Presiding Prince of Armenia
- Tenure: 661 – 685
- Predecessor: Hamazasp IV Mamikonian
- Successor: Ashot II Bagratuni
- Noble family: Mamikonian
- Spouse: Helen (daughter of Varaz Grigor)
- Father: Davit Mamikonian

= Grigor I Mamikonian =

Grigor I Mamikonian (Գրիգոր Ա Մամիկոնյան) was the presiding prince of Armenia in 662–685, when the country was under Arab domination.

Grigor had been taken prisoner by the Arab governor of Syria, Mu'awiya, along with other Armenian nobles in 654/55, and was kept hostage at Damascus. In 661, when Mu'awiya entered into a civil war against Ali for control of the caliphate, and was seeking supporters in the provinces of the Arab empire, Grigor was released upon the request of the Armenian princes (nakharar) and Patriarch Nerses III the Builder, and named as presiding prince of Armenia. He succeeded his brother Hamazasp IV Mamikonian, who had allied with the Byzantines when the latter had occupied Armenia in 657/58.

- Record list
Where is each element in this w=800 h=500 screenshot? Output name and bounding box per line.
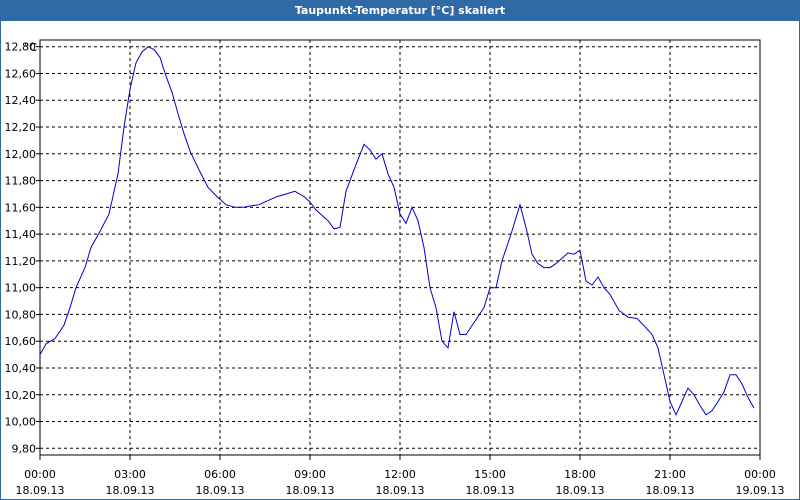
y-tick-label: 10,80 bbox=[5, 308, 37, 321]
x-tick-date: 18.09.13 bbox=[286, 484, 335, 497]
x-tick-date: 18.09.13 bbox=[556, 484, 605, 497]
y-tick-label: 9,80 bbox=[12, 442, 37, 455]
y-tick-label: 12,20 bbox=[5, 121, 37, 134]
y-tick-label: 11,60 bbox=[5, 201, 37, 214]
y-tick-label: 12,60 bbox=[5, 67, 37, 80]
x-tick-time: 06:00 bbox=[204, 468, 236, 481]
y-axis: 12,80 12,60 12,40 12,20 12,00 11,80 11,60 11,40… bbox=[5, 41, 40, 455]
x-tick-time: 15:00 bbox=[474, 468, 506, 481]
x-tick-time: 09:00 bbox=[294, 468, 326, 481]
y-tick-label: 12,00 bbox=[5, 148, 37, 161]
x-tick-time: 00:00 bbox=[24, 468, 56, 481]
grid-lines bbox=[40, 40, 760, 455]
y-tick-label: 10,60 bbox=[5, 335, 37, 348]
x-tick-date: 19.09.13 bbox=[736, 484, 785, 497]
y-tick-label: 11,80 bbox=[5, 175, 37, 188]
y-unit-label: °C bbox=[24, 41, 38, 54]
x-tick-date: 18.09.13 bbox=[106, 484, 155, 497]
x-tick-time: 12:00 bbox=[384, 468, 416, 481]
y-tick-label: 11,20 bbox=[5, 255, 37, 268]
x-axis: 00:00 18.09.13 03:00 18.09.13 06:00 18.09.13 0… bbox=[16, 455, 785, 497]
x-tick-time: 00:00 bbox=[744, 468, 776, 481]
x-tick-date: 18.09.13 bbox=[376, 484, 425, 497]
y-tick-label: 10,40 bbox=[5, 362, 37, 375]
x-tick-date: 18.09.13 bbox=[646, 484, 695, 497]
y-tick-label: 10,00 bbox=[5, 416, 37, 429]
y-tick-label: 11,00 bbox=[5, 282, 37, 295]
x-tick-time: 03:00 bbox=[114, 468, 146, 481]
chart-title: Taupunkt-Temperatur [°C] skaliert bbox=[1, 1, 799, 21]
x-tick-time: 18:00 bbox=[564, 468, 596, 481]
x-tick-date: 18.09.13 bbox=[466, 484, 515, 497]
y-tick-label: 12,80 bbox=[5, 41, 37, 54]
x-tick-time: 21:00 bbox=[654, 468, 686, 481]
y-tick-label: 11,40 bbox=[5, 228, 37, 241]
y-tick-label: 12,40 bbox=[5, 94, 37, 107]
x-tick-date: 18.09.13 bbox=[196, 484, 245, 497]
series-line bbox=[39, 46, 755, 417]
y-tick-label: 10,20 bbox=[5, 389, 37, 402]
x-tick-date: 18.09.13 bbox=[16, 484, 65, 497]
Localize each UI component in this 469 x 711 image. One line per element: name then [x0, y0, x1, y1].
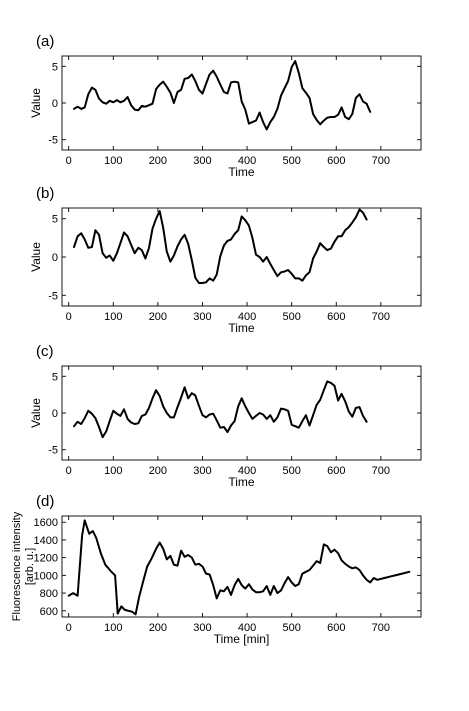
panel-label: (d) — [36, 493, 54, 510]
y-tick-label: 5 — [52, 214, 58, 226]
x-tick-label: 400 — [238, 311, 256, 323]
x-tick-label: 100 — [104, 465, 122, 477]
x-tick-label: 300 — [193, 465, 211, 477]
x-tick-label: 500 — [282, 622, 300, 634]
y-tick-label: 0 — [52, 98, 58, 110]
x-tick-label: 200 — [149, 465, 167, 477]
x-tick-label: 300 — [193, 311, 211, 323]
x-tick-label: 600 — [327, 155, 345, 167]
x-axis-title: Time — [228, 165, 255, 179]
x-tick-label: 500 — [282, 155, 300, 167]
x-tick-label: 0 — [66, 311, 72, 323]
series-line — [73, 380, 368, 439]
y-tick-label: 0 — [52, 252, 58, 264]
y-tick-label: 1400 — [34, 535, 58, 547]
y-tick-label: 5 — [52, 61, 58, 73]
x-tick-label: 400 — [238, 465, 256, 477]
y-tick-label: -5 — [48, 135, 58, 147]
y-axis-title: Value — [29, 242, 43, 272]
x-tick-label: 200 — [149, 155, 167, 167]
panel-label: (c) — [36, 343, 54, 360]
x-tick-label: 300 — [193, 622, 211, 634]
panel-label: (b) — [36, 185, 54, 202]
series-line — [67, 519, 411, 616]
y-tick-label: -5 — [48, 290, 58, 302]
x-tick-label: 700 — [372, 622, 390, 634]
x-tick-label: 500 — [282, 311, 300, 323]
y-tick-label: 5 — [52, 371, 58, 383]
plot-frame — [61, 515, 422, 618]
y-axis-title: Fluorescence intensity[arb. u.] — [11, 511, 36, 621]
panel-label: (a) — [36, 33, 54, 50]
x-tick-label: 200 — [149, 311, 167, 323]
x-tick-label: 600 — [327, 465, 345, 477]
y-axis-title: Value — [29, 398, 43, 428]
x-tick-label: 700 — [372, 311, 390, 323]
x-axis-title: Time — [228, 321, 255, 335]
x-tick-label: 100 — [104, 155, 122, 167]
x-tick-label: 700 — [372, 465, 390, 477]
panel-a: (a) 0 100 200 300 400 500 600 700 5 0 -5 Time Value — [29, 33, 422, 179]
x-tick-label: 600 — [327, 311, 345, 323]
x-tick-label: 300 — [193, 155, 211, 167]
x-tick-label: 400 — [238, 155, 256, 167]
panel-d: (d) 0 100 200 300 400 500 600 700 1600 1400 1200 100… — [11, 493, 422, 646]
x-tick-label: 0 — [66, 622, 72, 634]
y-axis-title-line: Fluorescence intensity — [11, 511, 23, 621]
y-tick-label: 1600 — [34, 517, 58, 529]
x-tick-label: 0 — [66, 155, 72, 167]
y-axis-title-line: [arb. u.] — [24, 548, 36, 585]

- Set exercise A
List every field label in the summary list at the top of the text on Grigor I Mamikonian.
- Set exercise B
Reproduce the text on Grigor I Mamikonian between "Grigor I Mamikonian (Գրիգոր" and "Armenia in 657/58.", inclusive.
- Set exercise C
Carry the text on Grigor I Mamikonian forward from its last sentence.

- Output A
Tenure, Predecessor, Successor, Noble family, Spouse, Father

- Output B
Grigor I Mamikonian (Գրիգոր Ա Մամիկոնյան) was the presiding prince of Armenia in 662–685, when the country was under Arab domination.

Grigor had been taken prisoner by the Arab governor of Syria, Mu'awiya, along with other Armenian nobles in 654/55, and was kept hostage at Damascus. In 661, when Mu'awiya entered into a civil war against Ali for control of the caliphate, and was seeking supporters in the provinces of the Arab empire, Grigor was released upon the request of the Armenian princes (nakharar) and Patriarch Nerses III the Builder, and named as presiding prince of Armenia. He succeeded his brother Hamazasp IV Mamikonian, who had allied with the Byzantines when the latter had occupied Armenia in 657/58.

- Output C
Grigor is described by the medieval sources as a "benevolent man, distinguished by his spiritual qualities, just, calm and gentle". Grigor's rule was initially peaceful and prosperous, as Mu'awiya's Umayyad Caliphate held the Byzantines at bay. He is well remembered for his church foundations, and for transferring the relics of Saint Gregory the Illuminator to Vagharshapat.

Grigor was killed fighting against a Khazar invasion in 685. In his stead, Ashot II Bagratuni was appointed as presiding prince.

== Sources ==
- Grousset, René (1973). "Histoire de l'Arménie, des origines à 1071"
- Laurent, Joseph L. (1919). "L'Arménie entre Byzance et l'Islam: depuis la conquête arabe jusqu'en 886"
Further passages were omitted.